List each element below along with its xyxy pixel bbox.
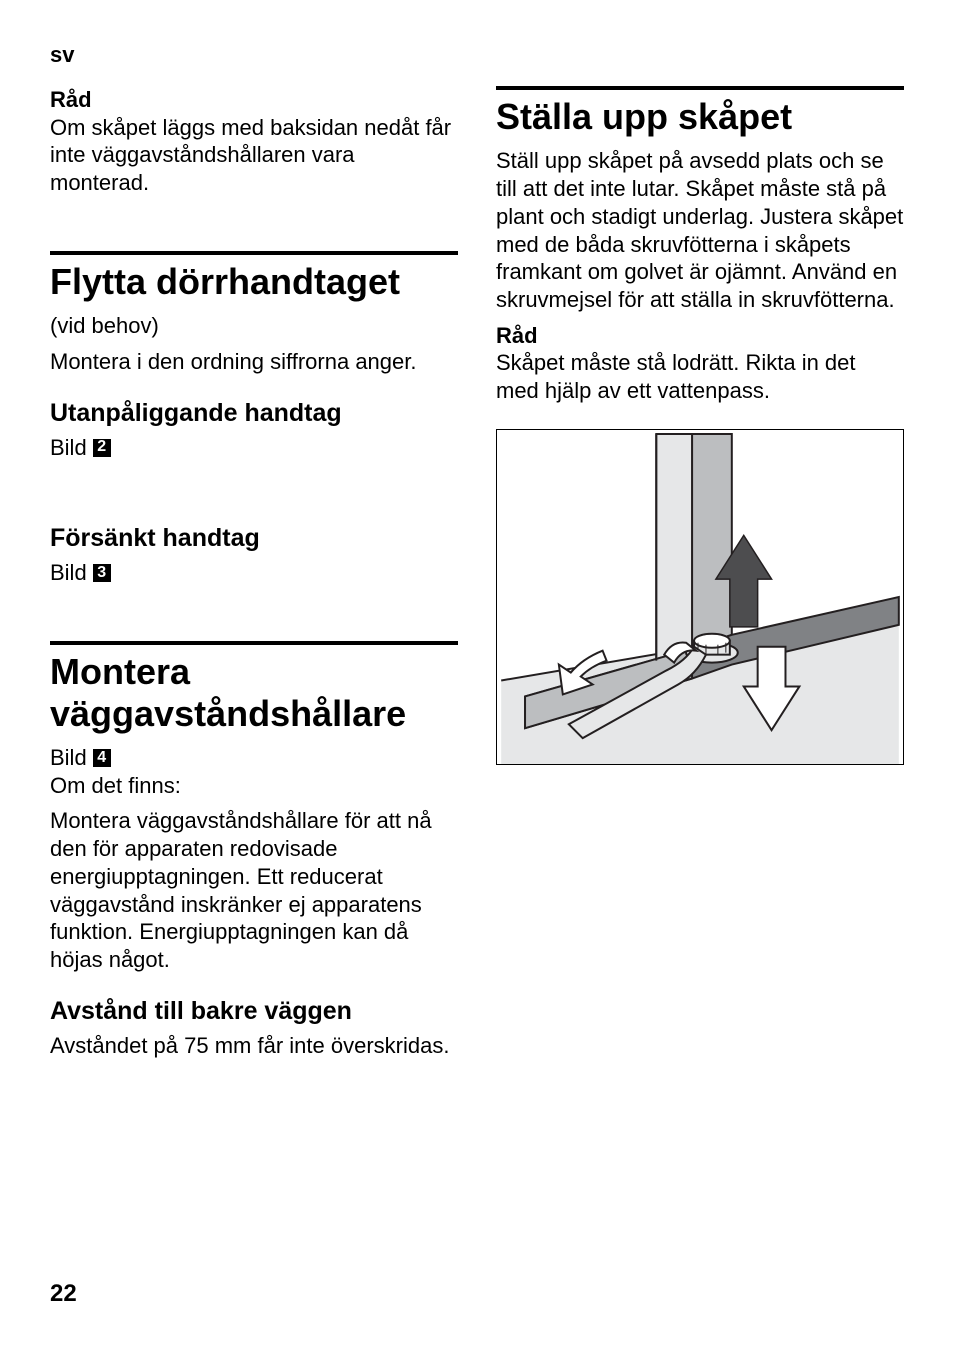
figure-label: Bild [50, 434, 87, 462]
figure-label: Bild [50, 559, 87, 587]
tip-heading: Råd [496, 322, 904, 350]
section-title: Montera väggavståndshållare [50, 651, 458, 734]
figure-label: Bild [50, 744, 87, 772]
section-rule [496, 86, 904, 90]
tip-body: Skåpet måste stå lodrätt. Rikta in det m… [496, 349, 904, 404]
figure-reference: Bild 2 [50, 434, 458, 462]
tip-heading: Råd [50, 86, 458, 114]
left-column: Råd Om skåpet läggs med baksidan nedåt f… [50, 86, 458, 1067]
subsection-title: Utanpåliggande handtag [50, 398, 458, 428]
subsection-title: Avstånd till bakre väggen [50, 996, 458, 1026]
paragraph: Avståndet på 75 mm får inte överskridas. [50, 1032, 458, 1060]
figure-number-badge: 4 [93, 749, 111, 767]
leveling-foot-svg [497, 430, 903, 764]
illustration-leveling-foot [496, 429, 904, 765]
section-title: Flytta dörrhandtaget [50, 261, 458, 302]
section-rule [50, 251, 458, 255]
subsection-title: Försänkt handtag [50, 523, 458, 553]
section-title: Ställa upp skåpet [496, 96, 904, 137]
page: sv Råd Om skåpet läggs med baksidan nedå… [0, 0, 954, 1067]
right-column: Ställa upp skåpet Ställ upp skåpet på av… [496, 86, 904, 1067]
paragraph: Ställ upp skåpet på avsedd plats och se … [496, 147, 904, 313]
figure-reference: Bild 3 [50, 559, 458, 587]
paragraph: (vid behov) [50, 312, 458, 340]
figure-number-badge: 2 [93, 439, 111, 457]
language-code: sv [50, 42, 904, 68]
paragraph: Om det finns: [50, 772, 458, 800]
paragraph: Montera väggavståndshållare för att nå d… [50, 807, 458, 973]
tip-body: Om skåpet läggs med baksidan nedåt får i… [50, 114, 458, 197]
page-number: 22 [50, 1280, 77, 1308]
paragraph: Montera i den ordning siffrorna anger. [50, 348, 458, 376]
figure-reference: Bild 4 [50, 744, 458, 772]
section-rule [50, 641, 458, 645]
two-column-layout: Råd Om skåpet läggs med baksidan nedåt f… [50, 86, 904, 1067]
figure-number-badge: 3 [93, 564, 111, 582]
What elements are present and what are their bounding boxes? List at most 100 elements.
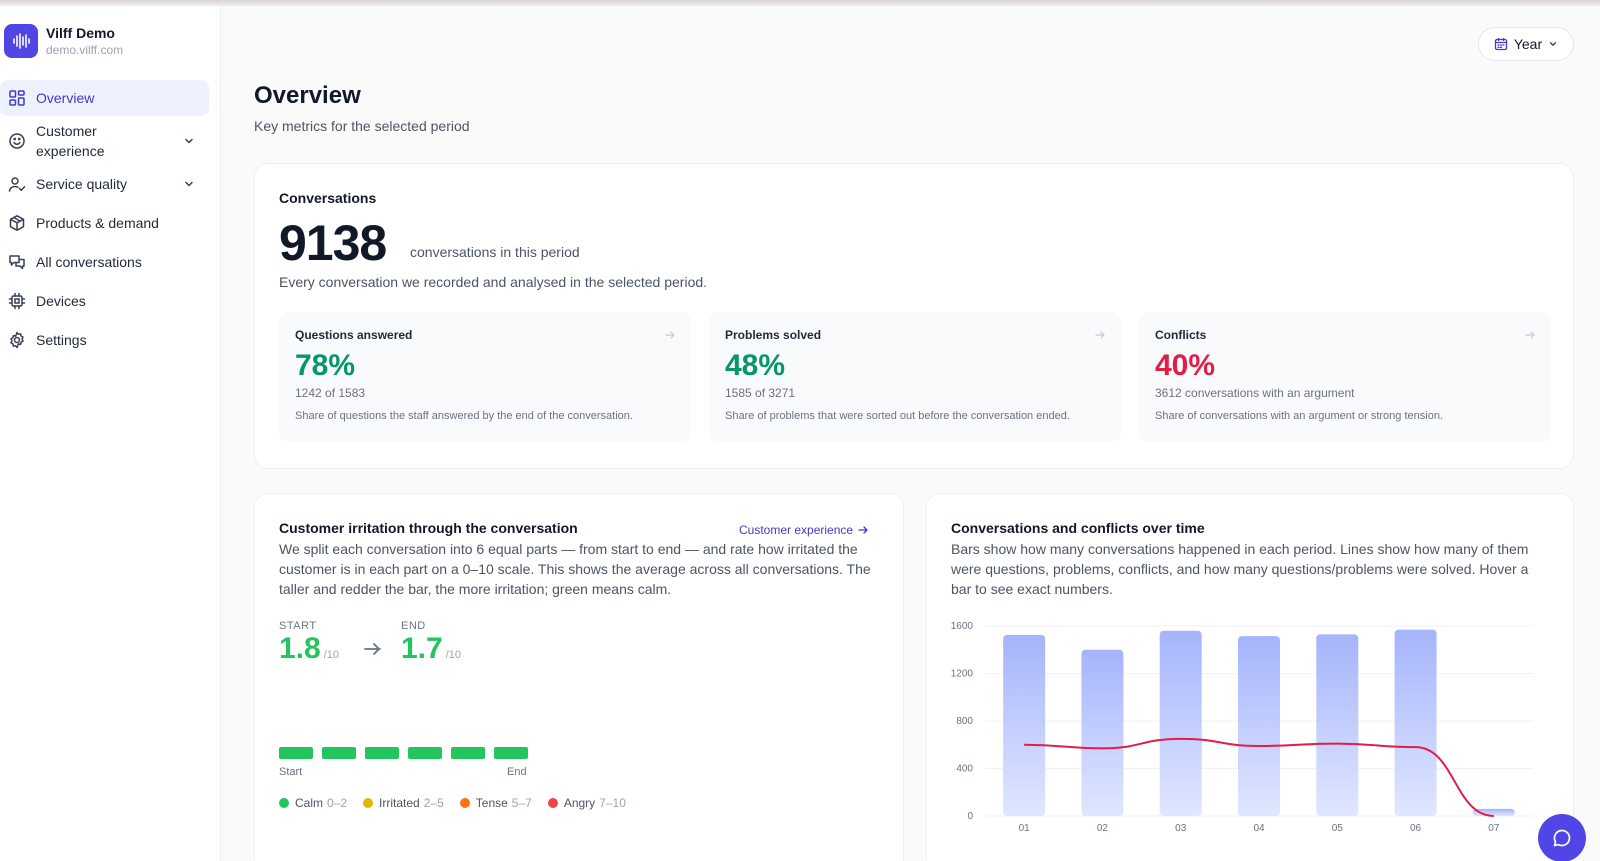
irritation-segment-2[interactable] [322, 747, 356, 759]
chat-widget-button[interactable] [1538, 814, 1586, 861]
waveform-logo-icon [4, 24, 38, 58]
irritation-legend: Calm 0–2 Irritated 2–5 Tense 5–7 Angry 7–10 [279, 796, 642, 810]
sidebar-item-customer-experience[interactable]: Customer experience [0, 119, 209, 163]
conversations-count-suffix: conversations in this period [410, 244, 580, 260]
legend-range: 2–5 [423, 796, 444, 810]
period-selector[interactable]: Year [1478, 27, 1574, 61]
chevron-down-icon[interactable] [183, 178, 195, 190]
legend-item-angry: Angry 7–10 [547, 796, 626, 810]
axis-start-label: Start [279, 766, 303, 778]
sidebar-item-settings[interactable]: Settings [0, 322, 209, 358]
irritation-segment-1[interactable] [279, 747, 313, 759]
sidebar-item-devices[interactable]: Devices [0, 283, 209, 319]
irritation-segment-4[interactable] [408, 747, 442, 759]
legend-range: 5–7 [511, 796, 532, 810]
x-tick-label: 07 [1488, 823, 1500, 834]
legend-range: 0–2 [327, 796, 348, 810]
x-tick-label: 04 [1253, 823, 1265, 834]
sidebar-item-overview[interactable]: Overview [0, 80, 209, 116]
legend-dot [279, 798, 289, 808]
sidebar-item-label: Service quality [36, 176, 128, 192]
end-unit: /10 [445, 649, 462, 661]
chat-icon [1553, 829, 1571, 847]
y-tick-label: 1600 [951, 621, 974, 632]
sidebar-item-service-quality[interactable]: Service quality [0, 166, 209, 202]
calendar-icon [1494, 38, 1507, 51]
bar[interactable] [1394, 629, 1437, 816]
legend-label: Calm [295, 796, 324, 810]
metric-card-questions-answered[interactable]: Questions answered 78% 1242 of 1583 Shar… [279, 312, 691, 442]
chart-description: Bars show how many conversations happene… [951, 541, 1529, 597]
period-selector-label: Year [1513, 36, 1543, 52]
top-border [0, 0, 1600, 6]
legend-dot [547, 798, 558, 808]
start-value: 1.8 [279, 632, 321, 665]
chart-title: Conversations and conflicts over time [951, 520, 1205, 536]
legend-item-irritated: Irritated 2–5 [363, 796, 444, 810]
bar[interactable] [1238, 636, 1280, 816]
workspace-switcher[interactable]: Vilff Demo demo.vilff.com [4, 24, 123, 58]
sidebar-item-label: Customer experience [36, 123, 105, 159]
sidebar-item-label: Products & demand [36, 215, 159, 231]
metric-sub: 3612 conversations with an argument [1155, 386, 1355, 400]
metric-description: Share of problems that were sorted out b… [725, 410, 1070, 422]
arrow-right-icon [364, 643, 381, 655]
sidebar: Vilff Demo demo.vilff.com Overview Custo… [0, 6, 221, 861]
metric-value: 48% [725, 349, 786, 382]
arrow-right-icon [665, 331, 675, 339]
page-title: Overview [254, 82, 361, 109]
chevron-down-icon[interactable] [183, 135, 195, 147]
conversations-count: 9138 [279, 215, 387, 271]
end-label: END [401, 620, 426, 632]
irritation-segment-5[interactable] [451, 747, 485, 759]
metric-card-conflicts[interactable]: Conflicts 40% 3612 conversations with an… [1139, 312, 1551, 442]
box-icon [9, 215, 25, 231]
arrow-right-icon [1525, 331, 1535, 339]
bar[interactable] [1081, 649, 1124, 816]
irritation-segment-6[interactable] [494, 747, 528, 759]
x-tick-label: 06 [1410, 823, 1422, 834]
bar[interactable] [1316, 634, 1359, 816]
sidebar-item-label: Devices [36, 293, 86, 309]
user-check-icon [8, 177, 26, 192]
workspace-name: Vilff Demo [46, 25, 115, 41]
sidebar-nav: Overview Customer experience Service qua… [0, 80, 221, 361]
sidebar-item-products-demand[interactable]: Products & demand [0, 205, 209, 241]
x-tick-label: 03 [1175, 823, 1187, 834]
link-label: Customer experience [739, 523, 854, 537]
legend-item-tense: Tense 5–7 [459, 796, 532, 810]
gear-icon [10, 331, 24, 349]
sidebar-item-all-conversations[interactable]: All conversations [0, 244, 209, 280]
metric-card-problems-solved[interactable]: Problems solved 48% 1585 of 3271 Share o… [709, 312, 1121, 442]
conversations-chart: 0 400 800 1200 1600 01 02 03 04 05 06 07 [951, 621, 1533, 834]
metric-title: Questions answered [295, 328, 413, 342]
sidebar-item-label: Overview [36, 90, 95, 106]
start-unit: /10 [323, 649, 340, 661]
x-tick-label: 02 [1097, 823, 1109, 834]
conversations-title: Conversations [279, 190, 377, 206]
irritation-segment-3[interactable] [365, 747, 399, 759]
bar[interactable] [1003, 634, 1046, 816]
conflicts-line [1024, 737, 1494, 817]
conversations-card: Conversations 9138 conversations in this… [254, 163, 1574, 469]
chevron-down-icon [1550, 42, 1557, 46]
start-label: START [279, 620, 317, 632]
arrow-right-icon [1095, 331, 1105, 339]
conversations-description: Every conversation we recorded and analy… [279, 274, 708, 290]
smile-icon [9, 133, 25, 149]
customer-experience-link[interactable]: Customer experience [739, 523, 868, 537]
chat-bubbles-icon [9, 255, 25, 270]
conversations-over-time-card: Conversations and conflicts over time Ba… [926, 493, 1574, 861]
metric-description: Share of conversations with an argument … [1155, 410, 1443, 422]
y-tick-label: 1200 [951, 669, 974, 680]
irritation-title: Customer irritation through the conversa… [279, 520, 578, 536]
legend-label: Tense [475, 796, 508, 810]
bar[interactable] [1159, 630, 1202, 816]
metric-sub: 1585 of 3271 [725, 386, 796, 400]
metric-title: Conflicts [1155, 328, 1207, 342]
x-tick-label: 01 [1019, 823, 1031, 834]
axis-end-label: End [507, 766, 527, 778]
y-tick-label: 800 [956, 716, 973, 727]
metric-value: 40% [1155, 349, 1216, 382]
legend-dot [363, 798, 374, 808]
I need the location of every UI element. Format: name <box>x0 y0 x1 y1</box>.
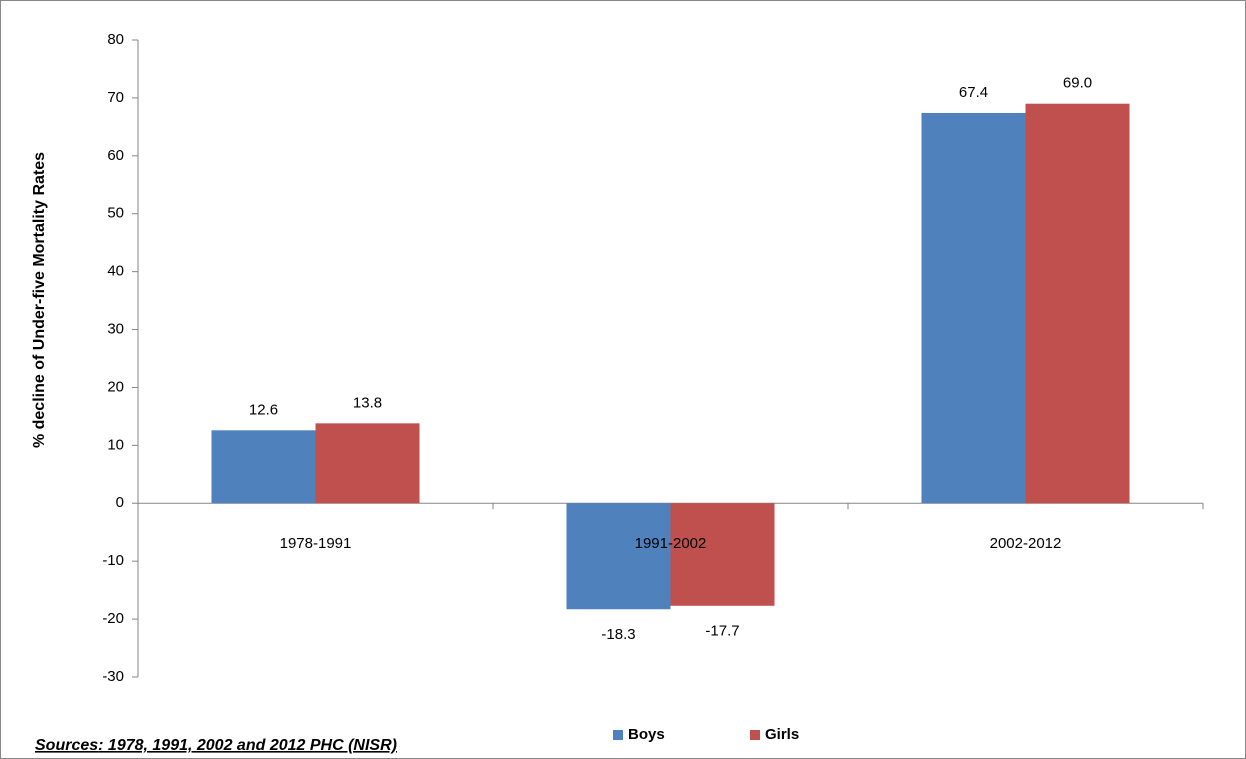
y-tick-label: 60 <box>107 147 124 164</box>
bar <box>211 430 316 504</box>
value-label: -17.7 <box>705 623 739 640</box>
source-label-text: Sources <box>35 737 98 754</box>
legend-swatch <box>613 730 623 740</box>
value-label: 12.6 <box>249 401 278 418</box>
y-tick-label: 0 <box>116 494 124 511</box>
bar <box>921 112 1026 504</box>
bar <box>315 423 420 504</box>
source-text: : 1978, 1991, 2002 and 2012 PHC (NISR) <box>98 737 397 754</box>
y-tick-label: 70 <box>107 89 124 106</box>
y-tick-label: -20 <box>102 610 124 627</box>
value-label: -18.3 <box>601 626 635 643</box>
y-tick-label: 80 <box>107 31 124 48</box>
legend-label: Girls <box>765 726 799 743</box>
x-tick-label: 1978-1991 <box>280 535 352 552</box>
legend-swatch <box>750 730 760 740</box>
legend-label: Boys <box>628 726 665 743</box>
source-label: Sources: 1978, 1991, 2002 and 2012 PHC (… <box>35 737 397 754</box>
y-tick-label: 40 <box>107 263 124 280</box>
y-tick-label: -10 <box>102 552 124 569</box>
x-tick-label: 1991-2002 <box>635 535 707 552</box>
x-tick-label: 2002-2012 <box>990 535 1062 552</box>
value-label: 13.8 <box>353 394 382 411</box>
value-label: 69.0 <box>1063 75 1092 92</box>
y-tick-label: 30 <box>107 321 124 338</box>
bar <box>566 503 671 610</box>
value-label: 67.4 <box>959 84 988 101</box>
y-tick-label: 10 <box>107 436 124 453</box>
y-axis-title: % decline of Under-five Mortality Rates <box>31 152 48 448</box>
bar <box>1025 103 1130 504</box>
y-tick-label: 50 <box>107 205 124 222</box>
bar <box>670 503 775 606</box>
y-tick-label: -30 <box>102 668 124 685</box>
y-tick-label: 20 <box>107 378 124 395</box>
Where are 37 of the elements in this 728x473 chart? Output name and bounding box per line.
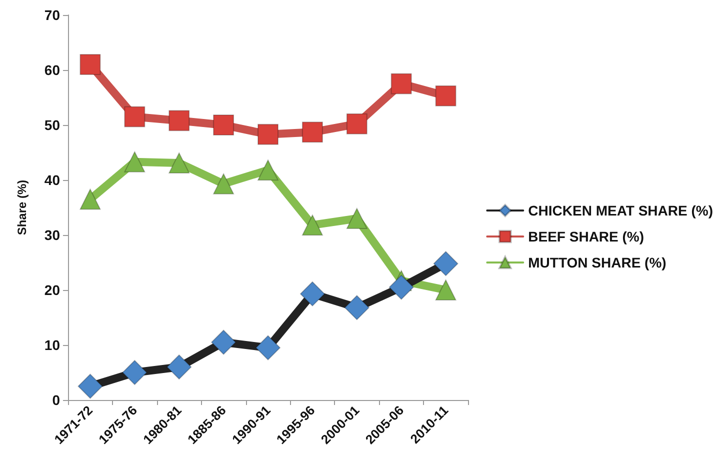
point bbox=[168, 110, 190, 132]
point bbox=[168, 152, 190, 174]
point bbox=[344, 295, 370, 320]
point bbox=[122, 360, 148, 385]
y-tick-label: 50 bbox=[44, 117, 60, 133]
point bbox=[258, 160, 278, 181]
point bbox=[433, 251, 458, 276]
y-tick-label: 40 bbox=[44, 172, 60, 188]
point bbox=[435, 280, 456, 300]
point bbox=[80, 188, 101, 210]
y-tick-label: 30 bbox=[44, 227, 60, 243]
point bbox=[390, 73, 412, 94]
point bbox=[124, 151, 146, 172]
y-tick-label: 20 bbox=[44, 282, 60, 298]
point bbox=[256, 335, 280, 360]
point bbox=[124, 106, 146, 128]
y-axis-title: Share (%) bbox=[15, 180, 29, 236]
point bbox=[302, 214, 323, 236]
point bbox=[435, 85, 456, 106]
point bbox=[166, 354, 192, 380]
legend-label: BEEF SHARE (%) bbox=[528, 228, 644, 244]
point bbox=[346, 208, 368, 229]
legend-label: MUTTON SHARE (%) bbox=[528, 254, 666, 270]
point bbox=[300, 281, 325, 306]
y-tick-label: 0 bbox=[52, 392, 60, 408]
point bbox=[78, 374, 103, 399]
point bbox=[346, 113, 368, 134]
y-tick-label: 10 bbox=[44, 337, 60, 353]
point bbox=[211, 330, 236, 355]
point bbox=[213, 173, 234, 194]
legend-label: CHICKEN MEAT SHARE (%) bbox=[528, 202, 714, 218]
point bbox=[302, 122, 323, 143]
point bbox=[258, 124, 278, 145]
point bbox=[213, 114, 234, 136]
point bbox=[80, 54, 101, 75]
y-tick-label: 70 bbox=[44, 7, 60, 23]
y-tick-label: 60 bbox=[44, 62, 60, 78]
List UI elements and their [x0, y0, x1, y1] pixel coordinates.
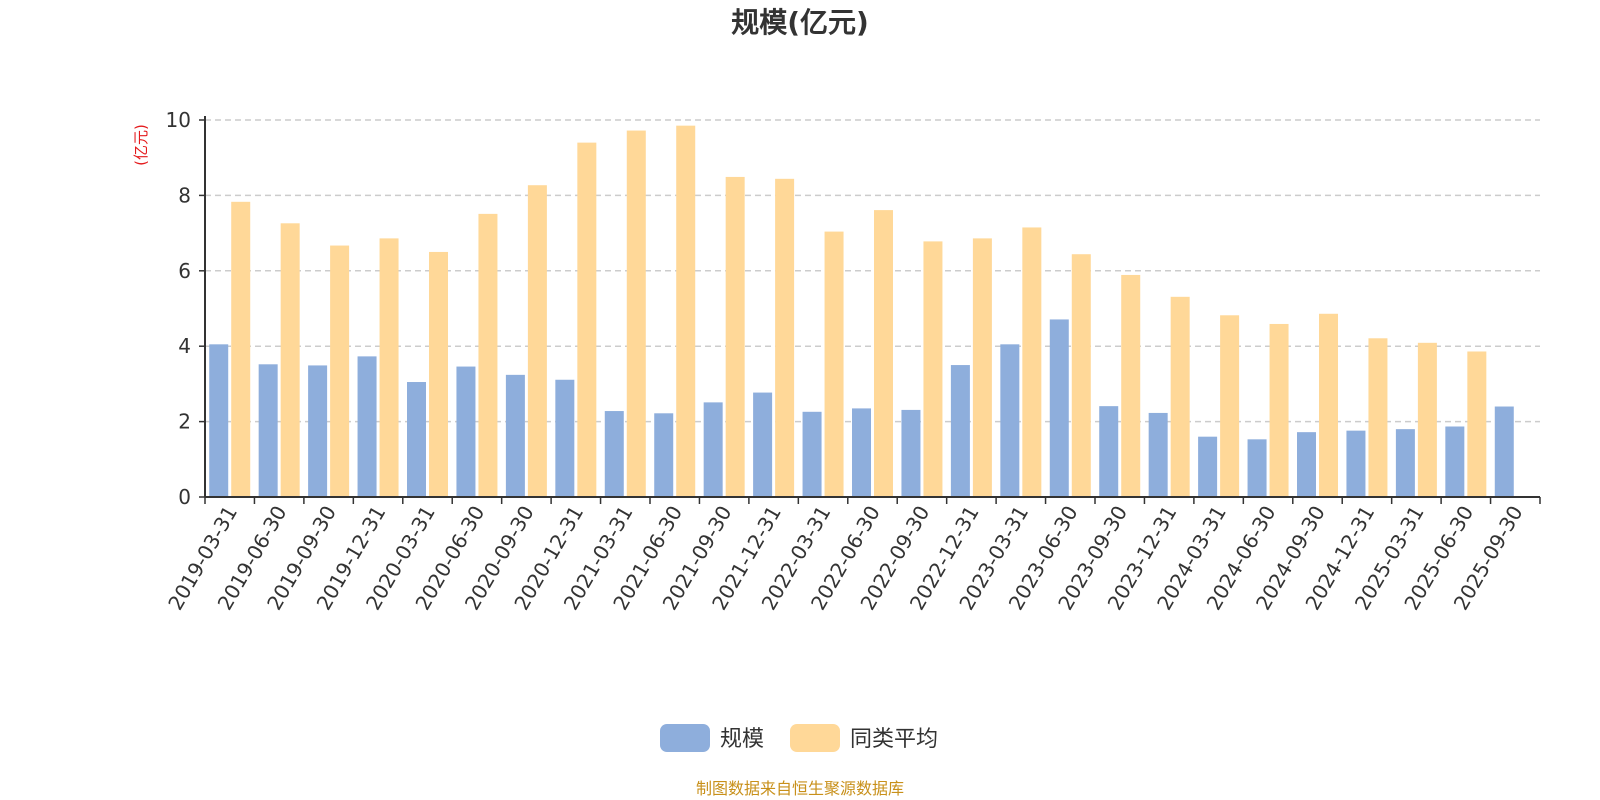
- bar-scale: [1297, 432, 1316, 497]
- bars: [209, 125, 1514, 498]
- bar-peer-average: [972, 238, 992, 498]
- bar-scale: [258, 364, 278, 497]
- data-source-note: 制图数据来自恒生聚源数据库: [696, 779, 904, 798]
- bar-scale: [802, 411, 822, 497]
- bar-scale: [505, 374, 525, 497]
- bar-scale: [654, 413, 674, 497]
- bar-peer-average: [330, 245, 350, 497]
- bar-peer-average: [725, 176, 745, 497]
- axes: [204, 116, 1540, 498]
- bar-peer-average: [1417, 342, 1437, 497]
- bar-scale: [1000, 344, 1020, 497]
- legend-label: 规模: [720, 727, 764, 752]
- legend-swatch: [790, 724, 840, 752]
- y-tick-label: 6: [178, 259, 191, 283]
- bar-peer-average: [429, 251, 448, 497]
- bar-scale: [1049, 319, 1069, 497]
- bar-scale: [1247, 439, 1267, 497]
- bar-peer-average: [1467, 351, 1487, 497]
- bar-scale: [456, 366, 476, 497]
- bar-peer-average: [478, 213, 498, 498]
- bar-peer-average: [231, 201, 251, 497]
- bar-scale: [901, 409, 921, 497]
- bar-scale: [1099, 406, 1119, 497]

• [Exercise task] Copy out the lines from the one containing "point bbox=[168, 110, 190, 132]" through the one containing "y-tick-label: 40 bbox=[44, 172, 60, 188]", inclusive, swapping every "point" for "data-point" and leaving everything else as it is.

• [Full output]
data-point bbox=[168, 110, 190, 132]
data-point bbox=[168, 152, 190, 174]
data-point bbox=[344, 295, 370, 320]
data-point bbox=[122, 360, 148, 385]
y-tick-label: 50 bbox=[44, 117, 60, 133]
data-point bbox=[258, 160, 278, 181]
data-point bbox=[433, 251, 458, 276]
y-tick-label: 40 bbox=[44, 172, 60, 188]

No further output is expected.